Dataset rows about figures

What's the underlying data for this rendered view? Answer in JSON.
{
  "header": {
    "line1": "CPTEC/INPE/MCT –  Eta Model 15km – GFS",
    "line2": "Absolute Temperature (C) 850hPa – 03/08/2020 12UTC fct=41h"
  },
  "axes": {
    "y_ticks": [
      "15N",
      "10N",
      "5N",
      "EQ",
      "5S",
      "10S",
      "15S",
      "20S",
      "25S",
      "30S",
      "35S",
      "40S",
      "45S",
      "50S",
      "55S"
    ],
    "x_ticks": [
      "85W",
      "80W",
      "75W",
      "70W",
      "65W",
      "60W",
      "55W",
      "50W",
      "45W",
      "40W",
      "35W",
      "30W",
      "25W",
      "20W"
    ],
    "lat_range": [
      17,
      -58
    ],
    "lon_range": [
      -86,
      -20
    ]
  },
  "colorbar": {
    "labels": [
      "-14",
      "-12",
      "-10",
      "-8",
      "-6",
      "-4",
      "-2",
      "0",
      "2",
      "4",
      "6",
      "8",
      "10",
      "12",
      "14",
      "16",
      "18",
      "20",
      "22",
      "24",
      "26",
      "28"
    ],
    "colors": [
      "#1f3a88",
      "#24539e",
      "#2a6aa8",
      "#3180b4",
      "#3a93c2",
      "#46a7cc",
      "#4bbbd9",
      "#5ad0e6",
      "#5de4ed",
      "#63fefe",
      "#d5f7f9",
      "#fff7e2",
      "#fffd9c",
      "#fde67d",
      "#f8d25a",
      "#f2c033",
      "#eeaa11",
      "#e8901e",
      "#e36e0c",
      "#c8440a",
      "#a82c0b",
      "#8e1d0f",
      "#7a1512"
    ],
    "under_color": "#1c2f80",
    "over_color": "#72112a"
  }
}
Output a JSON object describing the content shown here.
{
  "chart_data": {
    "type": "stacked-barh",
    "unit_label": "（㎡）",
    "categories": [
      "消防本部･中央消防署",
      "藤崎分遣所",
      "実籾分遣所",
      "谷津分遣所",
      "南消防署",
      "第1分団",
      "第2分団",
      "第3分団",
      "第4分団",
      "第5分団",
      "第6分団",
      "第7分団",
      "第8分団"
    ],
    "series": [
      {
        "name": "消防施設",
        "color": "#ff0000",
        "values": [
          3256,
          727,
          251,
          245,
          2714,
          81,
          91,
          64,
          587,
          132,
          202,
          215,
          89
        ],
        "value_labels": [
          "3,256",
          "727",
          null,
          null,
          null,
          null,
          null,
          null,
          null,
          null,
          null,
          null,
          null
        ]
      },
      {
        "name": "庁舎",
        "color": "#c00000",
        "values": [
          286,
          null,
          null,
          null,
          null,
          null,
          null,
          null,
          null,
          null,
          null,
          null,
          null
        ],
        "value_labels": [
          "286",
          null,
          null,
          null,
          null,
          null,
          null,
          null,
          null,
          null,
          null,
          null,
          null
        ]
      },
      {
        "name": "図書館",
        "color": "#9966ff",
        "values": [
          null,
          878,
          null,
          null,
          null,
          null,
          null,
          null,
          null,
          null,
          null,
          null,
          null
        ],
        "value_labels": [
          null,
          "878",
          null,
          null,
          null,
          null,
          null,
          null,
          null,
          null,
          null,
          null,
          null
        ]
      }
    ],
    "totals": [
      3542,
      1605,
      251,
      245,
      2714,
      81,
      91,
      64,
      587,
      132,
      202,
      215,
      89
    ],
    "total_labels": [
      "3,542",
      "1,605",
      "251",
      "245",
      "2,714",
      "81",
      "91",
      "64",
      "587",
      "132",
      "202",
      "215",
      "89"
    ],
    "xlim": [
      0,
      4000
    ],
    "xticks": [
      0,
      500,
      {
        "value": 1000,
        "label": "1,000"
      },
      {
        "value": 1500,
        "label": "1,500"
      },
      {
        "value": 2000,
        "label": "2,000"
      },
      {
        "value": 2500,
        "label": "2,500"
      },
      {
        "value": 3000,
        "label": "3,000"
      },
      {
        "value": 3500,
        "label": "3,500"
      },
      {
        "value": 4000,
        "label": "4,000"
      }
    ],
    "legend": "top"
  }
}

• **SET TASK**:
Say how many lines of the material contain the word "JSON", with no other text.

• **TASK RESULT**:
2